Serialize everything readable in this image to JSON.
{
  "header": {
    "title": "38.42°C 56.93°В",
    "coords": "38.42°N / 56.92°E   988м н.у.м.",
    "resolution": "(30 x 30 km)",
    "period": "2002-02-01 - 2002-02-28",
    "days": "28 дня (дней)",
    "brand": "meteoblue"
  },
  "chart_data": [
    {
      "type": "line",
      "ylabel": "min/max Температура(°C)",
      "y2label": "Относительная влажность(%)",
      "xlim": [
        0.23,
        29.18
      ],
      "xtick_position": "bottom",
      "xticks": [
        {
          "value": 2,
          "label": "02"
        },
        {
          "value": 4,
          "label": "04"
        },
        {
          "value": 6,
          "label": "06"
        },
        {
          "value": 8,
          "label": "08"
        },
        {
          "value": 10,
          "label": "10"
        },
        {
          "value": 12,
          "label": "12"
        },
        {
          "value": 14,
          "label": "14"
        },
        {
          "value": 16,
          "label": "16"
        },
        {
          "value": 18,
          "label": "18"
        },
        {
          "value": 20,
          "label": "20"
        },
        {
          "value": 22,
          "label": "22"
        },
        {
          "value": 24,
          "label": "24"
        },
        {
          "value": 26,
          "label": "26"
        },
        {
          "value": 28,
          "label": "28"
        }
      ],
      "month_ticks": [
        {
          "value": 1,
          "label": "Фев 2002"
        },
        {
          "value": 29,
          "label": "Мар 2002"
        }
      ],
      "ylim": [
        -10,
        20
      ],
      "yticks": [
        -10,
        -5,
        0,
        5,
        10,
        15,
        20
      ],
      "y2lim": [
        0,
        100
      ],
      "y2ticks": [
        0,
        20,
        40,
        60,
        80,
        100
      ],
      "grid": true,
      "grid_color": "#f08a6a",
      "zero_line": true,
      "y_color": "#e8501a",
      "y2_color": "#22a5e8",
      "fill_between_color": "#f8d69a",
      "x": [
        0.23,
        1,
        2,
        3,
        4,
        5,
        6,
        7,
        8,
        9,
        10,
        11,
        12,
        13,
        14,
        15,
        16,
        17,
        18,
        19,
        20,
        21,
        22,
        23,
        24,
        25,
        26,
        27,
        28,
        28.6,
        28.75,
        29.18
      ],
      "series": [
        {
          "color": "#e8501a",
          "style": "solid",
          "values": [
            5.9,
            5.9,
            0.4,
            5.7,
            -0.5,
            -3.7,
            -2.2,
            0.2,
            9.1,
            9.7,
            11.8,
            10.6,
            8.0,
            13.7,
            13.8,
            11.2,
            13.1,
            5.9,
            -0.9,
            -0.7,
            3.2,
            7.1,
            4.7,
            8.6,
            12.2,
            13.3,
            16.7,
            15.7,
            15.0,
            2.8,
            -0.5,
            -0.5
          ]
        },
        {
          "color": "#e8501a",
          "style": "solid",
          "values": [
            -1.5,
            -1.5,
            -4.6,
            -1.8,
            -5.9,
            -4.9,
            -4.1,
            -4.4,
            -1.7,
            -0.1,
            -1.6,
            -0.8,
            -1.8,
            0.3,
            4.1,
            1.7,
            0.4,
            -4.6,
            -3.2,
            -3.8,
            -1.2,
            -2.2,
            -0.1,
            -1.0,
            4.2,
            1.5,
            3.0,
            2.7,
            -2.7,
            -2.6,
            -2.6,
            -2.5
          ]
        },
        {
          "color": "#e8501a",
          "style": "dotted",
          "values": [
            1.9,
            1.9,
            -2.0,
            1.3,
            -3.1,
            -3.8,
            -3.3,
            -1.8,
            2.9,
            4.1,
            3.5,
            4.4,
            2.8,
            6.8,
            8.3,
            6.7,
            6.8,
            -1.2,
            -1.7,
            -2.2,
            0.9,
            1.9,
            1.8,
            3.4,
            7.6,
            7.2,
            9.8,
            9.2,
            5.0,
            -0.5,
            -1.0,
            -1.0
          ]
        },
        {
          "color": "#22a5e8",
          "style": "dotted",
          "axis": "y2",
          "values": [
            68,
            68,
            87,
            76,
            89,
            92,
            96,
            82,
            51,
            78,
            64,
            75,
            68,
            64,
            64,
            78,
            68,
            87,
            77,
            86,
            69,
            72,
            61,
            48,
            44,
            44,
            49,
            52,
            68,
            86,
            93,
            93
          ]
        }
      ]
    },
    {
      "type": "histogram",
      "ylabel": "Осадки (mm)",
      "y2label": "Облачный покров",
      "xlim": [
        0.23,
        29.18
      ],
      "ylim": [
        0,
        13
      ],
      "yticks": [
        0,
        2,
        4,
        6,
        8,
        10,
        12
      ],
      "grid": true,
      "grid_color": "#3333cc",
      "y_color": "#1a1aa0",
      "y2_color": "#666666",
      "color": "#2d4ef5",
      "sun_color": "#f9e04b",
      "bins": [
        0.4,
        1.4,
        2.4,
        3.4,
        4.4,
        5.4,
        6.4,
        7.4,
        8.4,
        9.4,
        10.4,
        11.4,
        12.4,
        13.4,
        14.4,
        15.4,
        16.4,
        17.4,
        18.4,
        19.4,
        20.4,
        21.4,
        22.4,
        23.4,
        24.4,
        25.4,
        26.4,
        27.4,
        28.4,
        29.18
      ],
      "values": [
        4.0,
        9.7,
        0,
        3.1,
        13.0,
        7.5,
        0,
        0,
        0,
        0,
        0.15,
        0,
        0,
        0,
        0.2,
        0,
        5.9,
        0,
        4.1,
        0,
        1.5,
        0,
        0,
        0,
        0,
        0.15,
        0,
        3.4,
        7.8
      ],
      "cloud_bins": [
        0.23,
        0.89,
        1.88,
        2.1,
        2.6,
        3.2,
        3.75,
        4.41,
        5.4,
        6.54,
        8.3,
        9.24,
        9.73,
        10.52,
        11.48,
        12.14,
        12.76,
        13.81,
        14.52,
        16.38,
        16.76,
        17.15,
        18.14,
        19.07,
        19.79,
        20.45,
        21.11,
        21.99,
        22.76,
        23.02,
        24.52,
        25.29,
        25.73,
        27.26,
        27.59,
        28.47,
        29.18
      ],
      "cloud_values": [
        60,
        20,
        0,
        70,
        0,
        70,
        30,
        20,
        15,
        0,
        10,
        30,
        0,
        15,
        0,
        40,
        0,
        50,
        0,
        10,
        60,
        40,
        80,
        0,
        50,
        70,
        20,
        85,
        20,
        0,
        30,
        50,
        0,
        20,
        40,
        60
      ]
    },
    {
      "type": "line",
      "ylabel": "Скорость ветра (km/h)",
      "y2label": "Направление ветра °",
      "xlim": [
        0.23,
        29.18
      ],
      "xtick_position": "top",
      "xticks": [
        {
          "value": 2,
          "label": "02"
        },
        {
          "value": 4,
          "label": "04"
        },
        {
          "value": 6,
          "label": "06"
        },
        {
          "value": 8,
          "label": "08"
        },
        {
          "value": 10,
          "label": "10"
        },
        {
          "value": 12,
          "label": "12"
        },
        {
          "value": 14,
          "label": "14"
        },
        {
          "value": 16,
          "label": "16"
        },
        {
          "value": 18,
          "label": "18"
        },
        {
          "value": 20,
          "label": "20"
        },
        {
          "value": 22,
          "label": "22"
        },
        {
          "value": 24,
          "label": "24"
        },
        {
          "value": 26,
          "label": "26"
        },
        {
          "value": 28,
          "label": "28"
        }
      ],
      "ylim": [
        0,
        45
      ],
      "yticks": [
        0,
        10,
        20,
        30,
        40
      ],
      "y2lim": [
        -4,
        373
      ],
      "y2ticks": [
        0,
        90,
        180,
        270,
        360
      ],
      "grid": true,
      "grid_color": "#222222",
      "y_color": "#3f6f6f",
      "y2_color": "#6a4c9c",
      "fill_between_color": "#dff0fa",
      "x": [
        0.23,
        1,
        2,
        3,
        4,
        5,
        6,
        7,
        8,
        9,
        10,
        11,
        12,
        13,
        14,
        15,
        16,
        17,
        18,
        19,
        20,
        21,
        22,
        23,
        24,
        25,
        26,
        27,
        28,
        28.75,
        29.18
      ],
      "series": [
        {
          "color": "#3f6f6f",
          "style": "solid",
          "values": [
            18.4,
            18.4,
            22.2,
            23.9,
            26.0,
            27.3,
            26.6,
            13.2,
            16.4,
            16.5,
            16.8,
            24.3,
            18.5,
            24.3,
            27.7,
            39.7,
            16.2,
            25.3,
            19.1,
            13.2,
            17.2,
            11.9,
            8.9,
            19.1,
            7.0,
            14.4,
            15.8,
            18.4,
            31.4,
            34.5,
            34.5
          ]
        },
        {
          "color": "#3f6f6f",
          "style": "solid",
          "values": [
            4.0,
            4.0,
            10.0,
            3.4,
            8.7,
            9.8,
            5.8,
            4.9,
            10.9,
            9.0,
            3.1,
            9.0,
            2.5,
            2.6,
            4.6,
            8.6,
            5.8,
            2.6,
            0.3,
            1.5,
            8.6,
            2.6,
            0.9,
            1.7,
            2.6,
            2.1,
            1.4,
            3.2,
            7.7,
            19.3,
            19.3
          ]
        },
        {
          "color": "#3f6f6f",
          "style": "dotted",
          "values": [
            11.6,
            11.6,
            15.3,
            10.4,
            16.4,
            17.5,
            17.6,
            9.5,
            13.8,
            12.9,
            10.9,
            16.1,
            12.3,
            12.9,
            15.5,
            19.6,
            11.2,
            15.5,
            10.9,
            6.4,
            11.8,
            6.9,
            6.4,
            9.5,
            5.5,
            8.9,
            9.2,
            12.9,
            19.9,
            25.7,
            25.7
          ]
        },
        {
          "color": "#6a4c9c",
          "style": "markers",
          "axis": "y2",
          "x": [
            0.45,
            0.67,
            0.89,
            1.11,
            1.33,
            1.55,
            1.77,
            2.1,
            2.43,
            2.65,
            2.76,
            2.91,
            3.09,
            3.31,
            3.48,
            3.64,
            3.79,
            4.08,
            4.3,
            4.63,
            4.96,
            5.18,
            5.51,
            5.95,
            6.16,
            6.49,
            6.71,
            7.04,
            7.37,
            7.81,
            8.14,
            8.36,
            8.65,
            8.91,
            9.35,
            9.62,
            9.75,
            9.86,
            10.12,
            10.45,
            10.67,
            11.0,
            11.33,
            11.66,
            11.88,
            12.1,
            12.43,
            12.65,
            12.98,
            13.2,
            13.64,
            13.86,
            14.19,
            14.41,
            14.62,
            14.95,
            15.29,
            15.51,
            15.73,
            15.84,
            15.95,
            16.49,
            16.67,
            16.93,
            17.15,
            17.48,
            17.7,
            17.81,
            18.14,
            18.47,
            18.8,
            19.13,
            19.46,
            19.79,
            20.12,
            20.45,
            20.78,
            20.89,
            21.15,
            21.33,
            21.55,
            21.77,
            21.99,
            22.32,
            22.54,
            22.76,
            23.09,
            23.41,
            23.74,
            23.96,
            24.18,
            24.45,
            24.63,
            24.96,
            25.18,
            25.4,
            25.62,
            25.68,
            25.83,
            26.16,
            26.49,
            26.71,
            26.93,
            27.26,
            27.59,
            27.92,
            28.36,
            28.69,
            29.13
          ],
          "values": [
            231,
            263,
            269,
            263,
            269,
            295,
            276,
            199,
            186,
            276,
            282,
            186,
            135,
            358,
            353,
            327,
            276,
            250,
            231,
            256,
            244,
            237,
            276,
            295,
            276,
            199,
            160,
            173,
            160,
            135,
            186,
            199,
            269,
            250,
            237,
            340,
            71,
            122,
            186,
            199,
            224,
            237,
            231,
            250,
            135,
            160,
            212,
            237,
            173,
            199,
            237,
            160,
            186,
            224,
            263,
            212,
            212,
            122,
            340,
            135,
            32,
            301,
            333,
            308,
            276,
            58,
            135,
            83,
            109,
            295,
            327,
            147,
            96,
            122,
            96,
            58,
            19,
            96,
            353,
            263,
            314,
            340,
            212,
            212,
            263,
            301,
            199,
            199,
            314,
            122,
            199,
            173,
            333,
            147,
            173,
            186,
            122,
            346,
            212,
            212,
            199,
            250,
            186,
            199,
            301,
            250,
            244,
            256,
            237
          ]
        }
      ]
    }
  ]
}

= Instructions for the task =
Look through the entries above; copy each line where the string "ветра" appears.

= Response below =
      "ylabel": "Скорость ветра (km/h)",
      "y2label": "Направление ветра °",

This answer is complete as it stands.